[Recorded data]

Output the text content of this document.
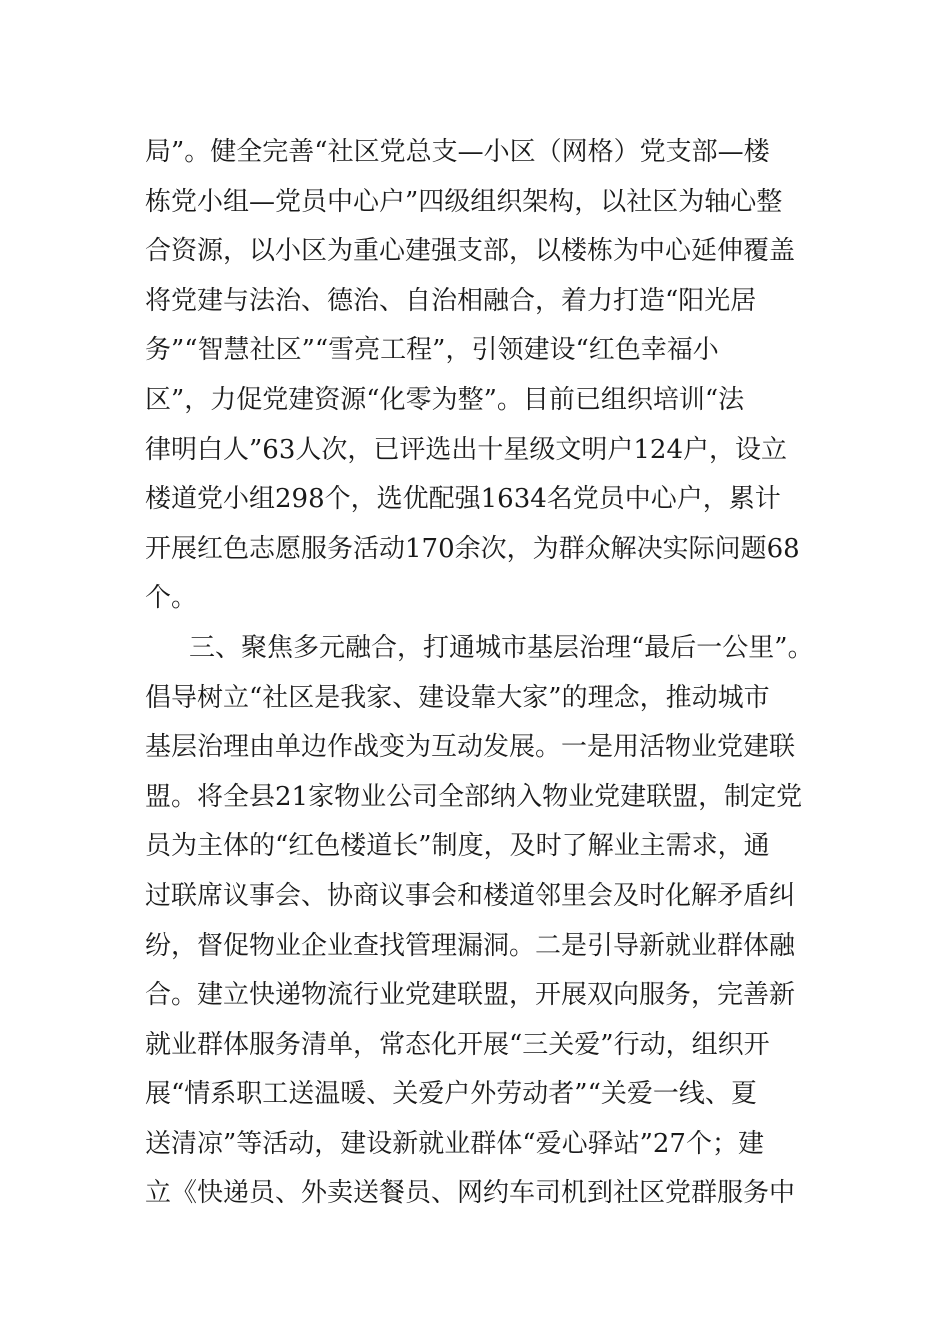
局”。健全完善“社区党总支—小区（网格）党支部—楼
栋党小组—党员中心户”四级组织架构，以社区为轴心整
合资源，以小区为重心建强支部，以楼栋为中心延伸覆盖
将党建与法治、德治、自治相融合，着力打造“阳光居
务”“智慧社区”“雪亮工程”，引领建设“红色幸福小
区”，力促党建资源“化零为整”。目前已组织培训“法
律明白人”63人次，已评选出十星级文明户124户，设立
楼道党小组298个，选优配强1634名党员中心户，累计
开展红色志愿服务活动170余次，为群众解决实际问题68
个。
三、聚焦多元融合，打通城市基层治理“最后一公里”。
倡导树立“社区是我家、建设靠大家”的理念，推动城市
基层治理由单边作战变为互动发展。一是用活物业党建联
盟。将全县21家物业公司全部纳入物业党建联盟，制定党
员为主体的“红色楼道长”制度，及时了解业主需求，通
过联席议事会、协商议事会和楼道邻里会及时化解矛盾纠
纷，督促物业企业查找管理漏洞。二是引导新就业群体融
合。建立快递物流行业党建联盟，开展双向服务，完善新
就业群体服务清单，常态化开展“三关爱”行动，组织开
展“情系职工送温暖、关爱户外劳动者”“关爱一线、夏
送清凉”等活动，建设新就业群体“爱心驿站”27个；建
立《快递员、外卖送餐员、网约车司机到社区党群服务中
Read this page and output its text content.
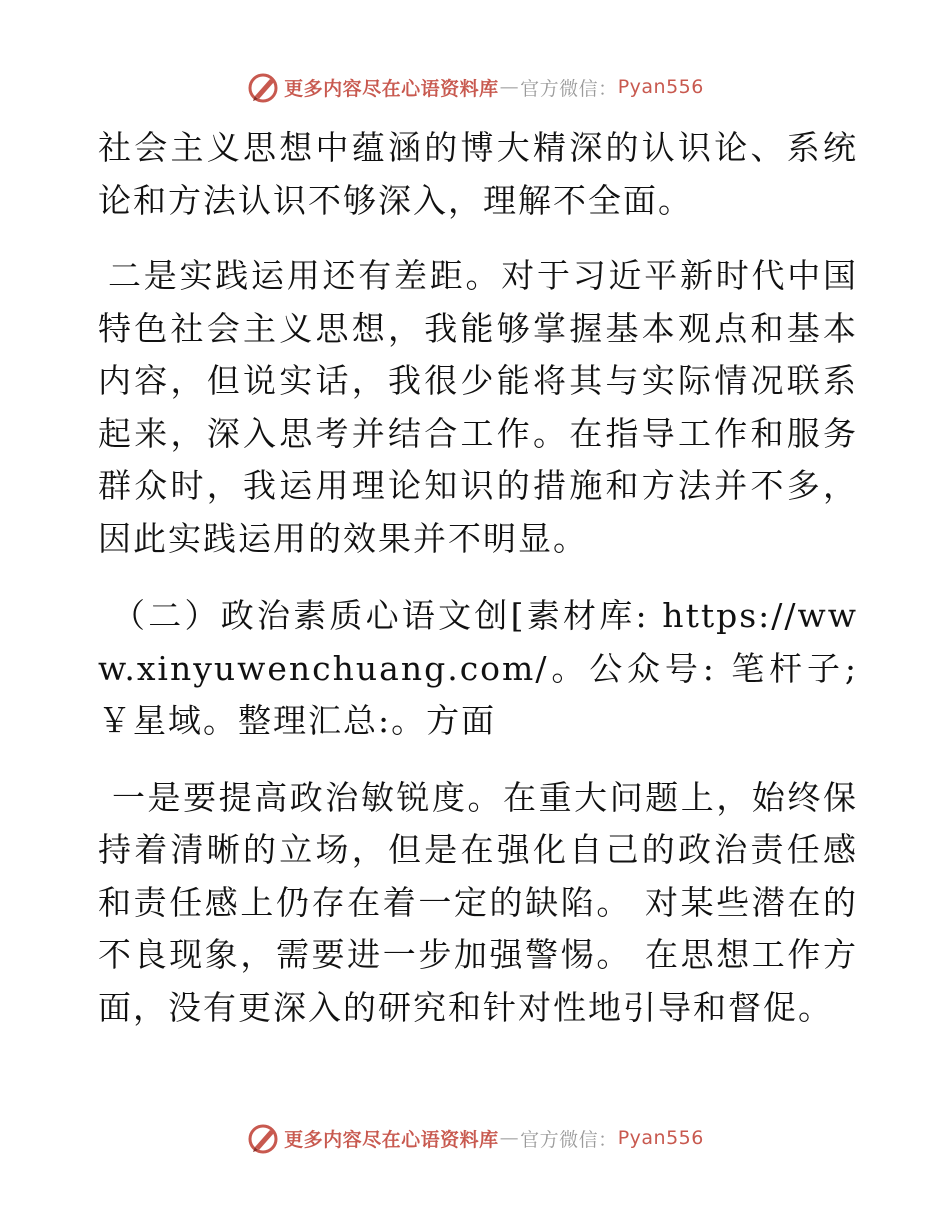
更多内容尽在心语资料库 — 官方微信： Pyan556

社会主义思想中蕴涵的博大精深的认识论、系统论和方法认识不够深入，理解不全面。

二是实践运用还有差距。对于习近平新时代中国特色社会主义思想，我能够掌握基本观点和基本内容，但说实话，我很少能将其与实际情况联系起来，深入思考并结合工作。在指导工作和服务群众时，我运用理论知识的措施和方法并不多，因此实践运用的效果并不明显。

（二）政治素质心语文创[素材库: https://www.xinyuwenchuang.com/。公众号: 笔杆子;￥星域。整理汇总:。方面

一是要提高政治敏锐度。在重大问题上，始终保持着清晰的立场，但是在强化自己的政治责任感和责任感上仍存在着一定的缺陷。 对某些潜在的不良现象，需要进一步加强警惕。 在思想工作方面，没有更深入的研究和针对性地引导和督促。

更多内容尽在心语资料库 — 官方微信： Pyan556
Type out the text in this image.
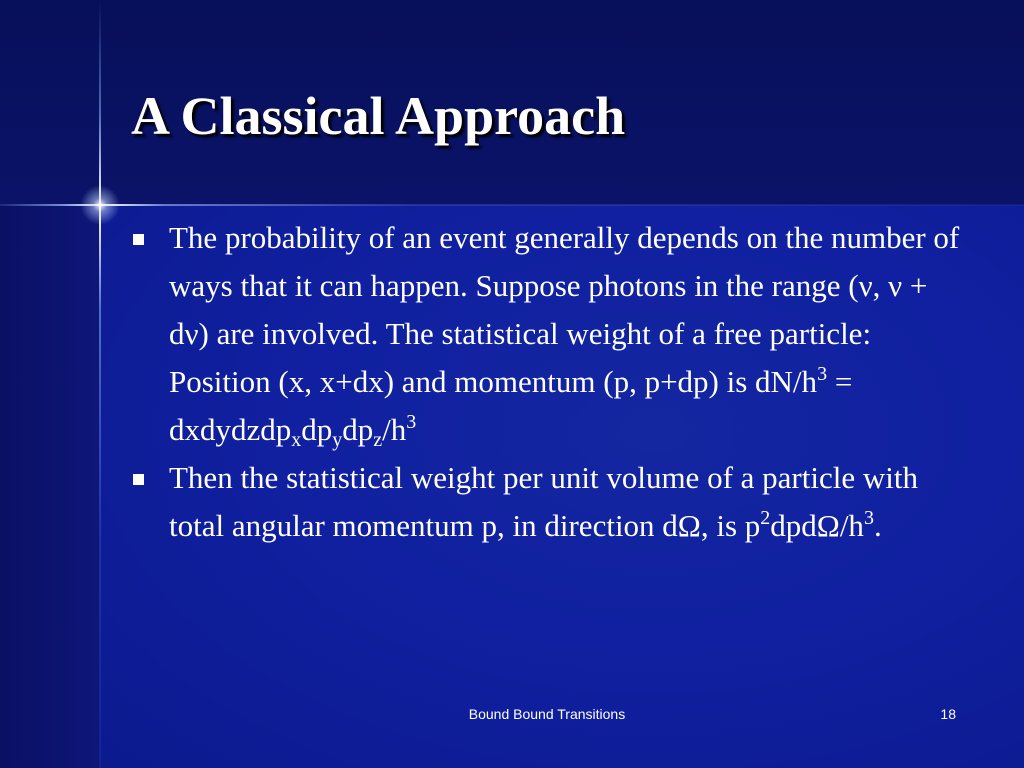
A Classical Approach
The probability of an event generally depends on the number of ways that it can happen. Suppose photons in the range (ν, ν + dν) are involved. The statistical weight of a free particle: Position (x, x+dx) and momentum (p, p+dp) is $dN/h^3$ = $dxdydzdp_xdp_ydp_z/h^3$
Then the statistical weight per unit volume of a particle with total angular momentum p, in direction dΩ, is $p^2dpd\Omega/h^3$.
Bound Bound Transitions	18
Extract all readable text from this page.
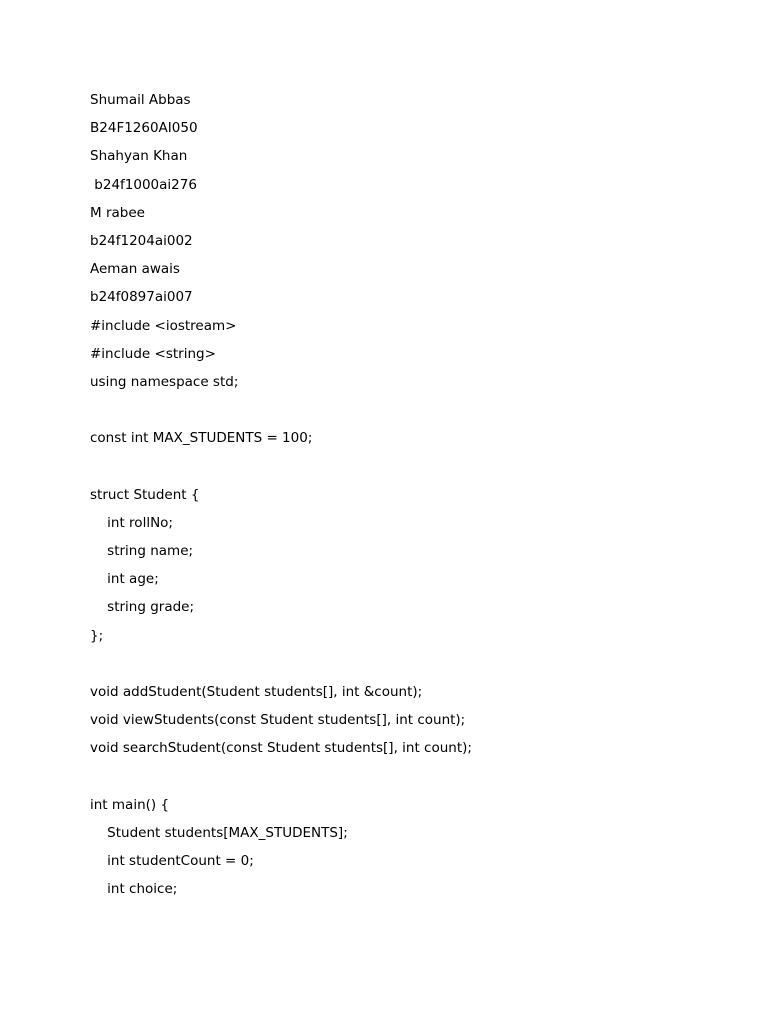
Shumail Abbas
B24F1260AI050
Shahyan Khan
b24f1000ai276
M rabee
b24f1204ai002
Aeman awais
b24f0897ai007
#include <iostream>
#include <string>
using namespace std;
const int MAX_STUDENTS = 100;
struct Student {
int rollNo;
string name;
int age;
string grade;
};
void addStudent(Student students[], int &count);
void viewStudents(const Student students[], int count);
void searchStudent(const Student students[], int count);
int main() {
Student students[MAX_STUDENTS];
int studentCount = 0;
int choice;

**STATED GOAL**
Filter the listing for the word "const" and copy every line that holds it.

**RESPONSE FOR THIS EXERCISE**
const int MAX_STUDENTS = 100;
void viewStudents(const Student students[], int count);
void searchStudent(const Student students[], int count);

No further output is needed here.